Exercise prompt: Return the listing below exactly, with the pictures dropped.
── Data extract ──
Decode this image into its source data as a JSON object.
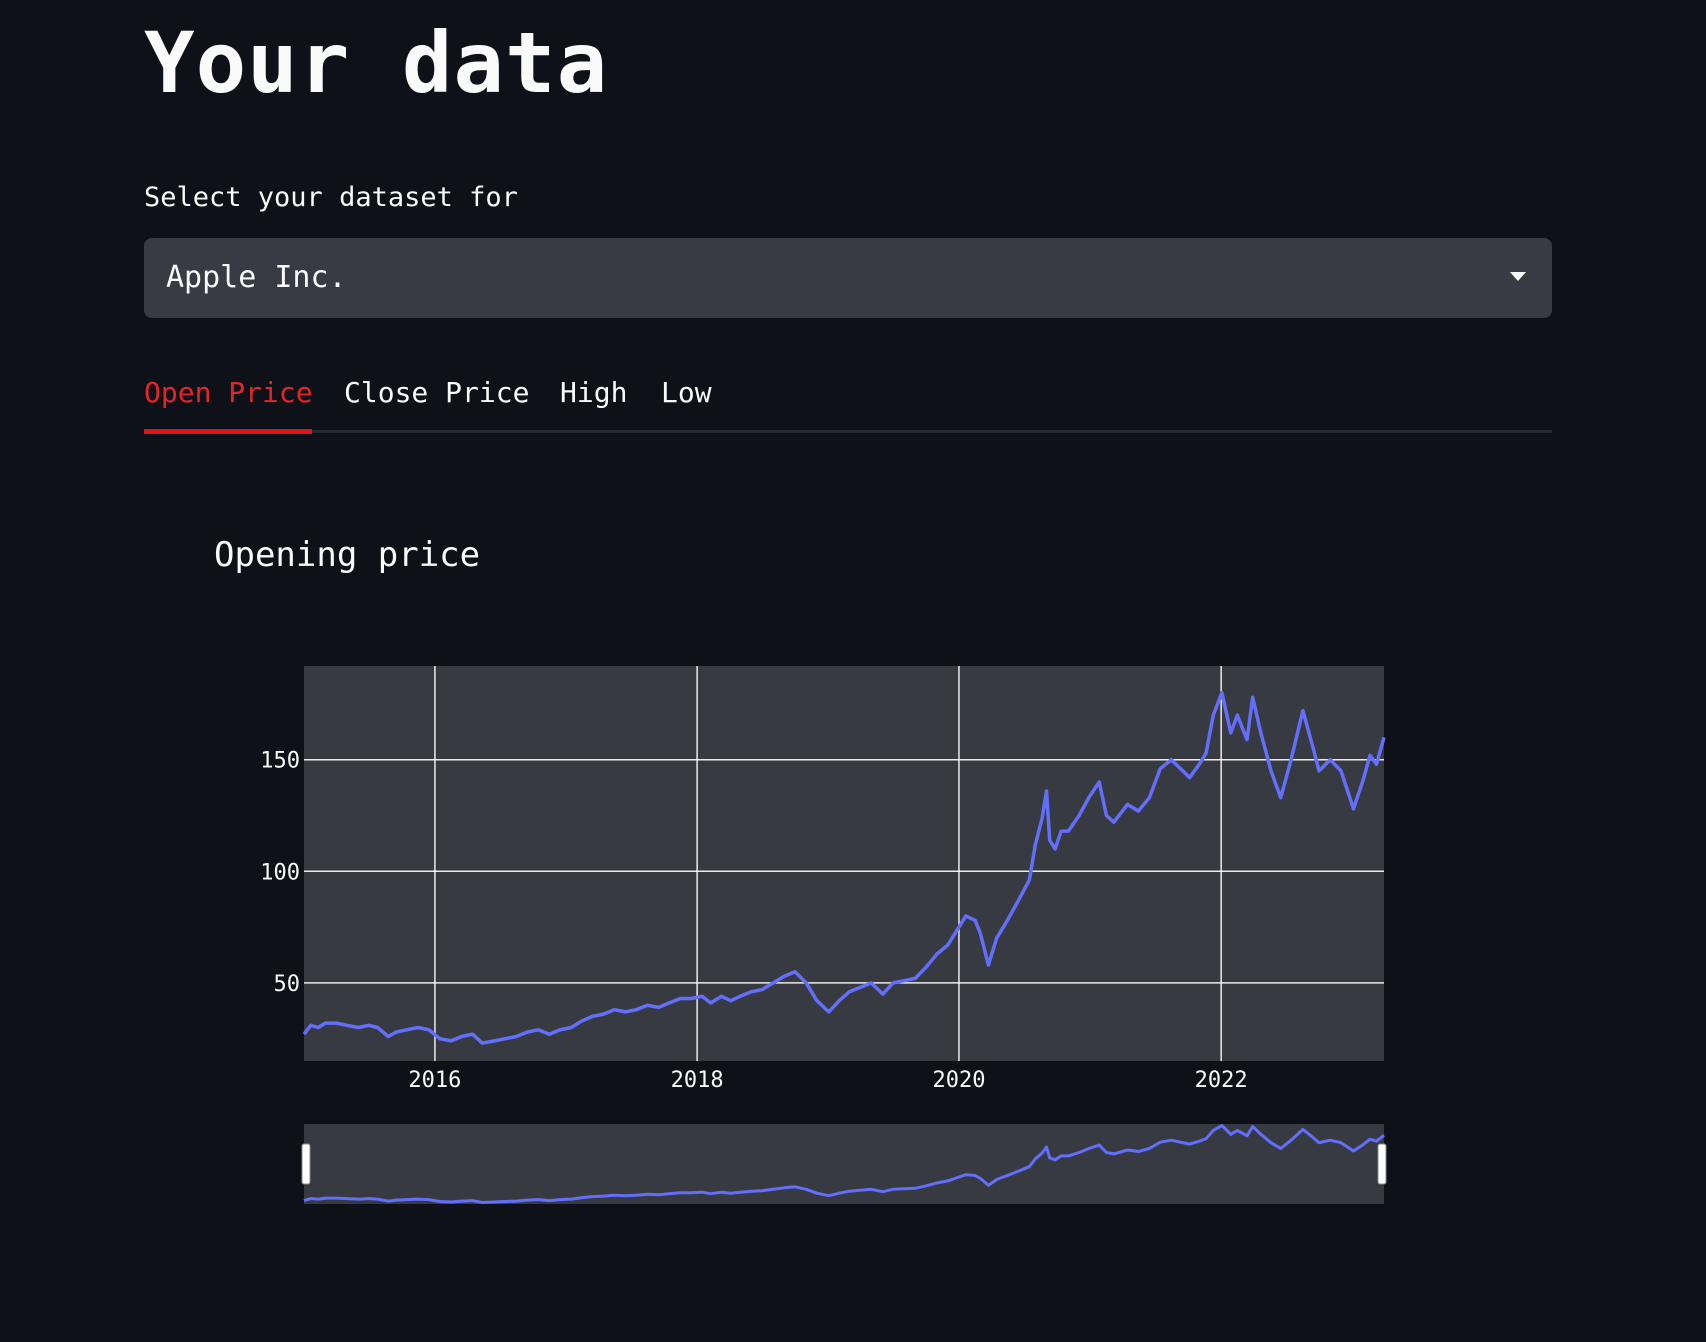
{
  "page": {
    "title": "Your data"
  },
  "dataset_select": {
    "label": "Select your dataset for",
    "value": "Apple Inc."
  },
  "tabs": [
    {
      "label": "Open Price",
      "active": true
    },
    {
      "label": "Close Price",
      "active": false
    },
    {
      "label": "High",
      "active": false
    },
    {
      "label": "Low",
      "active": false
    }
  ],
  "colors": {
    "background": "#0e1117",
    "panel": "#393b44",
    "plot_bg": "#383a42",
    "accent_red": "#e0262a",
    "line": "#636efa",
    "grid": "#ffffff"
  },
  "chart_data": {
    "type": "line",
    "title": "Opening price",
    "xlabel": "",
    "ylabel": "",
    "xlim": [
      "2015-01-01",
      "2023-03-31"
    ],
    "ylim": [
      15,
      192
    ],
    "x_ticks": [
      "2016",
      "2018",
      "2020",
      "2022"
    ],
    "y_ticks": [
      50,
      100,
      150
    ],
    "grid": true,
    "range_slider": true,
    "series": [
      {
        "x": [
          "2015-01-01",
          "2015-01-20",
          "2015-02-10",
          "2015-03-01",
          "2015-04-01",
          "2015-05-01",
          "2015-06-01",
          "2015-07-01",
          "2015-07-25",
          "2015-08-24",
          "2015-09-15",
          "2015-10-15",
          "2015-11-15",
          "2015-12-15",
          "2016-01-15",
          "2016-02-15",
          "2016-03-15",
          "2016-04-15",
          "2016-05-12",
          "2016-06-15",
          "2016-07-15",
          "2016-08-15",
          "2016-09-15",
          "2016-10-15",
          "2016-11-15",
          "2016-12-15",
          "2017-01-15",
          "2017-02-15",
          "2017-03-15",
          "2017-04-15",
          "2017-05-15",
          "2017-06-15",
          "2017-07-15",
          "2017-08-15",
          "2017-09-15",
          "2017-10-15",
          "2017-11-15",
          "2017-12-15",
          "2018-01-15",
          "2018-02-08",
          "2018-03-10",
          "2018-04-05",
          "2018-05-01",
          "2018-06-01",
          "2018-07-01",
          "2018-08-01",
          "2018-09-01",
          "2018-10-01",
          "2018-11-01",
          "2018-12-01",
          "2019-01-03",
          "2019-02-01",
          "2019-03-01",
          "2019-04-01",
          "2019-05-01",
          "2019-06-03",
          "2019-07-01",
          "2019-08-01",
          "2019-09-01",
          "2019-10-01",
          "2019-11-01",
          "2019-12-01",
          "2020-01-01",
          "2020-01-20",
          "2020-02-15",
          "2020-03-01",
          "2020-03-23",
          "2020-04-15",
          "2020-05-15",
          "2020-06-15",
          "2020-07-15",
          "2020-08-01",
          "2020-08-20",
          "2020-09-01",
          "2020-09-10",
          "2020-09-25",
          "2020-10-12",
          "2020-11-01",
          "2020-12-01",
          "2020-12-28",
          "2021-01-26",
          "2021-02-15",
          "2021-03-08",
          "2021-04-15",
          "2021-05-15",
          "2021-06-15",
          "2021-07-15",
          "2021-08-15",
          "2021-09-10",
          "2021-10-05",
          "2021-11-01",
          "2021-11-20",
          "2021-12-10",
          "2022-01-03",
          "2022-01-28",
          "2022-02-15",
          "2022-03-14",
          "2022-03-30",
          "2022-04-20",
          "2022-05-20",
          "2022-06-16",
          "2022-07-15",
          "2022-08-17",
          "2022-09-15",
          "2022-10-01",
          "2022-11-01",
          "2022-12-01",
          "2023-01-05",
          "2023-02-01",
          "2023-02-20",
          "2023-03-10",
          "2023-03-31"
        ],
        "y": [
          27,
          31,
          30,
          32,
          32,
          31,
          30,
          31,
          30,
          26,
          28,
          29,
          30,
          29,
          25,
          24,
          26,
          27,
          23,
          24,
          25,
          26,
          28,
          29,
          27,
          29,
          30,
          33,
          35,
          36,
          38,
          37,
          38,
          40,
          39,
          41,
          43,
          43,
          44,
          41,
          44,
          42,
          44,
          46,
          47,
          50,
          53,
          55,
          50,
          42,
          37,
          42,
          46,
          48,
          50,
          45,
          50,
          51,
          52,
          57,
          63,
          67,
          75,
          80,
          78,
          72,
          58,
          70,
          78,
          87,
          96,
          112,
          124,
          136,
          114,
          110,
          118,
          118,
          125,
          133,
          140,
          125,
          122,
          130,
          127,
          133,
          146,
          150,
          146,
          142,
          148,
          153,
          170,
          180,
          162,
          170,
          159,
          178,
          163,
          145,
          133,
          150,
          172,
          155,
          145,
          150,
          145,
          128,
          141,
          152,
          148,
          160
        ]
      }
    ]
  }
}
───
Response to this task:
Decode this image into its source data as a JSON object.
{
  "page": {
    "title": "Your data"
  },
  "dataset_select": {
    "label": "Select your dataset for",
    "value": "Apple Inc."
  },
  "tabs": [
    {
      "label": "Open Price",
      "active": true
    },
    {
      "label": "Close Price",
      "active": false
    },
    {
      "label": "High",
      "active": false
    },
    {
      "label": "Low",
      "active": false
    }
  ],
  "colors": {
    "background": "#0e1117",
    "panel": "#393b44",
    "plot_bg": "#383a42",
    "accent_red": "#e0262a",
    "line": "#636efa",
    "grid": "#ffffff"
  },
  "chart_data": {
    "type": "line",
    "title": "Opening price",
    "xlabel": "",
    "ylabel": "",
    "xlim": [
      "2015-01-01",
      "2023-03-31"
    ],
    "ylim": [
      15,
      192
    ],
    "x_ticks": [
      "2016",
      "2018",
      "2020",
      "2022"
    ],
    "y_ticks": [
      50,
      100,
      150
    ],
    "grid": true,
    "range_slider": true,
    "series": [
      {
        "x": [
          "2015-01-01",
          "2015-01-20",
          "2015-02-10",
          "2015-03-01",
          "2015-04-01",
          "2015-05-01",
          "2015-06-01",
          "2015-07-01",
          "2015-07-25",
          "2015-08-24",
          "2015-09-15",
          "2015-10-15",
          "2015-11-15",
          "2015-12-15",
          "2016-01-15",
          "2016-02-15",
          "2016-03-15",
          "2016-04-15",
          "2016-05-12",
          "2016-06-15",
          "2016-07-15",
          "2016-08-15",
          "2016-09-15",
          "2016-10-15",
          "2016-11-15",
          "2016-12-15",
          "2017-01-15",
          "2017-02-15",
          "2017-03-15",
          "2017-04-15",
          "2017-05-15",
          "2017-06-15",
          "2017-07-15",
          "2017-08-15",
          "2017-09-15",
          "2017-10-15",
          "2017-11-15",
          "2017-12-15",
          "2018-01-15",
          "2018-02-08",
          "2018-03-10",
          "2018-04-05",
          "2018-05-01",
          "2018-06-01",
          "2018-07-01",
          "2018-08-01",
          "2018-09-01",
          "2018-10-01",
          "2018-11-01",
          "2018-12-01",
          "2019-01-03",
          "2019-02-01",
          "2019-03-01",
          "2019-04-01",
          "2019-05-01",
          "2019-06-03",
          "2019-07-01",
          "2019-08-01",
          "2019-09-01",
          "2019-10-01",
          "2019-11-01",
          "2019-12-01",
          "2020-01-01",
          "2020-01-20",
          "2020-02-15",
          "2020-03-01",
          "2020-03-23",
          "2020-04-15",
          "2020-05-15",
          "2020-06-15",
          "2020-07-15",
          "2020-08-01",
          "2020-08-20",
          "2020-09-01",
          "2020-09-10",
          "2020-09-25",
          "2020-10-12",
          "2020-11-01",
          "2020-12-01",
          "2020-12-28",
          "2021-01-26",
          "2021-02-15",
          "2021-03-08",
          "2021-04-15",
          "2021-05-15",
          "2021-06-15",
          "2021-07-15",
          "2021-08-15",
          "2021-09-10",
          "2021-10-05",
          "2021-11-01",
          "2021-11-20",
          "2021-12-10",
          "2022-01-03",
          "2022-01-28",
          "2022-02-15",
          "2022-03-14",
          "2022-03-30",
          "2022-04-20",
          "2022-05-20",
          "2022-06-16",
          "2022-07-15",
          "2022-08-17",
          "2022-09-15",
          "2022-10-01",
          "2022-11-01",
          "2022-12-01",
          "2023-01-05",
          "2023-02-01",
          "2023-02-20",
          "2023-03-10",
          "2023-03-31"
        ],
        "y": [
          27,
          31,
          30,
          32,
          32,
          31,
          30,
          31,
          30,
          26,
          28,
          29,
          30,
          29,
          25,
          24,
          26,
          27,
          23,
          24,
          25,
          26,
          28,
          29,
          27,
          29,
          30,
          33,
          35,
          36,
          38,
          37,
          38,
          40,
          39,
          41,
          43,
          43,
          44,
          41,
          44,
          42,
          44,
          46,
          47,
          50,
          53,
          55,
          50,
          42,
          37,
          42,
          46,
          48,
          50,
          45,
          50,
          51,
          52,
          57,
          63,
          67,
          75,
          80,
          78,
          72,
          58,
          70,
          78,
          87,
          96,
          112,
          124,
          136,
          114,
          110,
          118,
          118,
          125,
          133,
          140,
          125,
          122,
          130,
          127,
          133,
          146,
          150,
          146,
          142,
          148,
          153,
          170,
          180,
          162,
          170,
          159,
          178,
          163,
          145,
          133,
          150,
          172,
          155,
          145,
          150,
          145,
          128,
          141,
          152,
          148,
          160
        ]
      }
    ]
  }
}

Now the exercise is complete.